--- START ---

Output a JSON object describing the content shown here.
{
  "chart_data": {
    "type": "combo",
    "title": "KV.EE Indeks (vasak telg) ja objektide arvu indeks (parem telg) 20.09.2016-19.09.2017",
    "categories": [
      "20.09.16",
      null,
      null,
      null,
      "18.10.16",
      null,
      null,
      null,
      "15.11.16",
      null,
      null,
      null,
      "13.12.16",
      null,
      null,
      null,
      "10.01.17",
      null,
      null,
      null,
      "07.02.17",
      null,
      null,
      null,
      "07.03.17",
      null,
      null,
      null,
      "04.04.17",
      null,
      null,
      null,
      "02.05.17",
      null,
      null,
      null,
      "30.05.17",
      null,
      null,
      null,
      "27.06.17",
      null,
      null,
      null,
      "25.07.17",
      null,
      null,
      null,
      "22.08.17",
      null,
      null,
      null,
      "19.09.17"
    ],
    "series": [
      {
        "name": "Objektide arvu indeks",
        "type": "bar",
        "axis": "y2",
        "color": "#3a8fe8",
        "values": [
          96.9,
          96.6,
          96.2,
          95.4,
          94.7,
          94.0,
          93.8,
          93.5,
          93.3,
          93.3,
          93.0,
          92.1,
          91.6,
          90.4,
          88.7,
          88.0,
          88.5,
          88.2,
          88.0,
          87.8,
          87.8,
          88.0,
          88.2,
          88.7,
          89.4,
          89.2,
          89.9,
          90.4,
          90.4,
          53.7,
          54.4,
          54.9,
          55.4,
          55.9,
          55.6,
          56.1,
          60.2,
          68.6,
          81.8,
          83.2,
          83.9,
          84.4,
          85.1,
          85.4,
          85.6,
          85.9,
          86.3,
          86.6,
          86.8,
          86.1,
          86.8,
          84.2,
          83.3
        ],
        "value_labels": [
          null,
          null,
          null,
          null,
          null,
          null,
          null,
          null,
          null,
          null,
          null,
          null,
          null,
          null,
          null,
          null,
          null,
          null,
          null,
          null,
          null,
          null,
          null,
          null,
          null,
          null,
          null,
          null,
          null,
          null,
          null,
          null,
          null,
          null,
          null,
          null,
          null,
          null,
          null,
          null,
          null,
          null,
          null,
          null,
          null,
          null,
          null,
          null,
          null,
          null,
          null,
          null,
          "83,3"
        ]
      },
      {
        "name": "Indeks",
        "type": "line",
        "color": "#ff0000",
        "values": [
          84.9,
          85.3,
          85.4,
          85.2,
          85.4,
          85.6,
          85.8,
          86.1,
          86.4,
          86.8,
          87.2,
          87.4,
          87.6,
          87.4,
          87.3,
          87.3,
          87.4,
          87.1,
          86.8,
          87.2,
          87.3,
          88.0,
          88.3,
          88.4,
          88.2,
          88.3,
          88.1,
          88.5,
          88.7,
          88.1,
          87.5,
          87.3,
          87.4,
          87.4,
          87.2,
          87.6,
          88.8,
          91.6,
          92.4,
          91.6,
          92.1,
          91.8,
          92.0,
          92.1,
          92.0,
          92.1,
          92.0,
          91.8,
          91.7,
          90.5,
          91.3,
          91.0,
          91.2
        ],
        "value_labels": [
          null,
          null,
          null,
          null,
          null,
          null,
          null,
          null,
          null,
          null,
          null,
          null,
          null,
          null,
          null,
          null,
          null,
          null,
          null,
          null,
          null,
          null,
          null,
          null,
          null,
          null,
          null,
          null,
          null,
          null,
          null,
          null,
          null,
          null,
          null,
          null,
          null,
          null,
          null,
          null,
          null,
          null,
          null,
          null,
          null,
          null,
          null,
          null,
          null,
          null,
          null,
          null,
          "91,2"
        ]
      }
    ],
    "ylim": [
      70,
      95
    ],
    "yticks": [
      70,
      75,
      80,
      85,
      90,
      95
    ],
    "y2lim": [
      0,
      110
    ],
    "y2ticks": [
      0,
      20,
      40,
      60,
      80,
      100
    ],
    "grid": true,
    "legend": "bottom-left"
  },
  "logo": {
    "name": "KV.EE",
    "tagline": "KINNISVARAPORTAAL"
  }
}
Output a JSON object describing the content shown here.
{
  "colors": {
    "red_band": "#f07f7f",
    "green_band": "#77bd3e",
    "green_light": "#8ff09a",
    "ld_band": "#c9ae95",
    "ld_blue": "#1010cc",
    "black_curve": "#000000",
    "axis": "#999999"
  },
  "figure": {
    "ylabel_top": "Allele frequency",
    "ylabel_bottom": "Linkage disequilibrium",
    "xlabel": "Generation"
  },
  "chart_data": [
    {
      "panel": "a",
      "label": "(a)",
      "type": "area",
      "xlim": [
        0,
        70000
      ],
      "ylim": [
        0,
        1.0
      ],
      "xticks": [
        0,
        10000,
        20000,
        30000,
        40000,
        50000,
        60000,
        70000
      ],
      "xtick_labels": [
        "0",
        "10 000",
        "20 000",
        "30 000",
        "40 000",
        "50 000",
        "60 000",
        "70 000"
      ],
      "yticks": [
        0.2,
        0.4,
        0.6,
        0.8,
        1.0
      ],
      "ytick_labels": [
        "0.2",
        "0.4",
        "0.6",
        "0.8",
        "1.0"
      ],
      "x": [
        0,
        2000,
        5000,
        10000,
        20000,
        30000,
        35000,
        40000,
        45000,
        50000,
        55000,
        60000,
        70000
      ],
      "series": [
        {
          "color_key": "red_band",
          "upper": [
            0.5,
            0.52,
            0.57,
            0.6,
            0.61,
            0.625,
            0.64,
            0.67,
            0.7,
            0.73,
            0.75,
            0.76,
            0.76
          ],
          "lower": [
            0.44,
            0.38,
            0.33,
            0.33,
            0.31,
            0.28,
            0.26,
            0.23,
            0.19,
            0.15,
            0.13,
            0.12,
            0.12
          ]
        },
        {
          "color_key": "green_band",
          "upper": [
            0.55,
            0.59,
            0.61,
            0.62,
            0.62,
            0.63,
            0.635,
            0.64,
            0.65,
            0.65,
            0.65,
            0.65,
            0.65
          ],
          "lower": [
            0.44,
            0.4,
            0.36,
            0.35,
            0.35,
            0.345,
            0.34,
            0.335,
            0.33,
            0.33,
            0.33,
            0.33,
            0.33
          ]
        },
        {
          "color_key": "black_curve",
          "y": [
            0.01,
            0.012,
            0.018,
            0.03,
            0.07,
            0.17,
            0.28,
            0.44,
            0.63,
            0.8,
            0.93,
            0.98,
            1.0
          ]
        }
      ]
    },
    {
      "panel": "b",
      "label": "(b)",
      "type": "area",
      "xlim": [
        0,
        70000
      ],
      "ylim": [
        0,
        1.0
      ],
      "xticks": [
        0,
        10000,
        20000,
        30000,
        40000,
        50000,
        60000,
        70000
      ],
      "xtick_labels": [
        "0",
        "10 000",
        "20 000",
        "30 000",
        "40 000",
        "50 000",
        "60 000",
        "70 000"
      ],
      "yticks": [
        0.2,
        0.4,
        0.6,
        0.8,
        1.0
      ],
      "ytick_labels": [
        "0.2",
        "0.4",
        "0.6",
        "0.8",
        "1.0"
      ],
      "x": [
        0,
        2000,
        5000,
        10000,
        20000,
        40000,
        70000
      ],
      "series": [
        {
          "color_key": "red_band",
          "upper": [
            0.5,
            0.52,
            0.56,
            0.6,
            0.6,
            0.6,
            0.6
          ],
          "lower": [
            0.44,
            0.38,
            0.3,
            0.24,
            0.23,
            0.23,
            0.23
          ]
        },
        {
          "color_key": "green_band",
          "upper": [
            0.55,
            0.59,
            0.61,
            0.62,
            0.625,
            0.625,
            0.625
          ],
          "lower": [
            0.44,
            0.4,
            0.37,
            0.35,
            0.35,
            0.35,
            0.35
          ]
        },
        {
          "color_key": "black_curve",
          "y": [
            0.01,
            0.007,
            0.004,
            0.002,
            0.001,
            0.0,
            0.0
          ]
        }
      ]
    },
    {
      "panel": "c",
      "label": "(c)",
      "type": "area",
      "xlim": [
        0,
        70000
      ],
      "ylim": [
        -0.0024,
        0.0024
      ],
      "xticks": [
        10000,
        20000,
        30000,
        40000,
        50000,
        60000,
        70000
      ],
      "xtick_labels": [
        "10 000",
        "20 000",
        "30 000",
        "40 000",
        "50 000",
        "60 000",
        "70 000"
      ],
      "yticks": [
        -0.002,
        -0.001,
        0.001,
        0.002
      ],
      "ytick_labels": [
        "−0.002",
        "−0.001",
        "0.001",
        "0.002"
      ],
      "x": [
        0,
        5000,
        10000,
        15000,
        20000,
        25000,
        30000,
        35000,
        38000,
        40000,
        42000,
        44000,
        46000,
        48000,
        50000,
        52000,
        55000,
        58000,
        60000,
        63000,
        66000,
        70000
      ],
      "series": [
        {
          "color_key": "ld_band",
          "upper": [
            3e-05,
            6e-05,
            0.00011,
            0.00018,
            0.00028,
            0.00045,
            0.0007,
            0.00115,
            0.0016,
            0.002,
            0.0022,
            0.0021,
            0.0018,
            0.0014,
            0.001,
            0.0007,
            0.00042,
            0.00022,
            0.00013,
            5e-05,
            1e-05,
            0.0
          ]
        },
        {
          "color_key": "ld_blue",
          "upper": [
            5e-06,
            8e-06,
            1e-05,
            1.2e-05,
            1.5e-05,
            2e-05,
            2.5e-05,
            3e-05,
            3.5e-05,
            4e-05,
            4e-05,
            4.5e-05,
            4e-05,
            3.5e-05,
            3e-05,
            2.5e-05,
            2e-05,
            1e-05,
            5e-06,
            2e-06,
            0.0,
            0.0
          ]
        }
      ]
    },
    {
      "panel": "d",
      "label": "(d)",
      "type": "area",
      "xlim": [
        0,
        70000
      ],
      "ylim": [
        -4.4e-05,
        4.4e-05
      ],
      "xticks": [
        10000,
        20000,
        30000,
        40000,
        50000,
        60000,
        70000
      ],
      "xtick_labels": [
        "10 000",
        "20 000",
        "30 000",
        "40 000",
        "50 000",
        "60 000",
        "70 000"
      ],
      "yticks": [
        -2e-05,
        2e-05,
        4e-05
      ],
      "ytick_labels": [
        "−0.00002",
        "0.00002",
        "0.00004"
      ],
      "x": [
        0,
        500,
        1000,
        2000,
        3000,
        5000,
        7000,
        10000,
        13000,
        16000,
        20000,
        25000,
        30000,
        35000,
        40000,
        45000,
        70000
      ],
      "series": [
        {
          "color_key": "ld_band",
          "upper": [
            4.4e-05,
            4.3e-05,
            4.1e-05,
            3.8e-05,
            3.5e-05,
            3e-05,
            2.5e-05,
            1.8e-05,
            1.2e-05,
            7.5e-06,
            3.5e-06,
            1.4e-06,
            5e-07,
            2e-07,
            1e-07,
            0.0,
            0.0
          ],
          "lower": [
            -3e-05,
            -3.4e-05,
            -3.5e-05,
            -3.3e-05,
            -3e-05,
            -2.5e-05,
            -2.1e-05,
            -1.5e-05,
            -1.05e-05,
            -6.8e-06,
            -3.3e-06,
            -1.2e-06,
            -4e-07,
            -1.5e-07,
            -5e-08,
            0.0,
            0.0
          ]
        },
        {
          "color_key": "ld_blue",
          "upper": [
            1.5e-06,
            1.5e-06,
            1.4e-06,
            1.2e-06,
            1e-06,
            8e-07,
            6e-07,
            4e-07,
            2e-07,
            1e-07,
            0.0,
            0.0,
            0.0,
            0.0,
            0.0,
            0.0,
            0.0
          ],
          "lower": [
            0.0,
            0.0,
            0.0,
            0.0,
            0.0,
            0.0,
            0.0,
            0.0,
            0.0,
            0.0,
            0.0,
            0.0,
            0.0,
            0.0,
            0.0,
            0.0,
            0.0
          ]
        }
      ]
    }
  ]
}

--- END ---

## Aim
Return only those lines of the records that contain the string "arvu".

## Complete response
    "title": "KV.EE Indeks (vasak telg) ja objektide arvu indeks (parem telg) 20.09.2016-19.09.2017",
        "name": "Objektide arvu indeks",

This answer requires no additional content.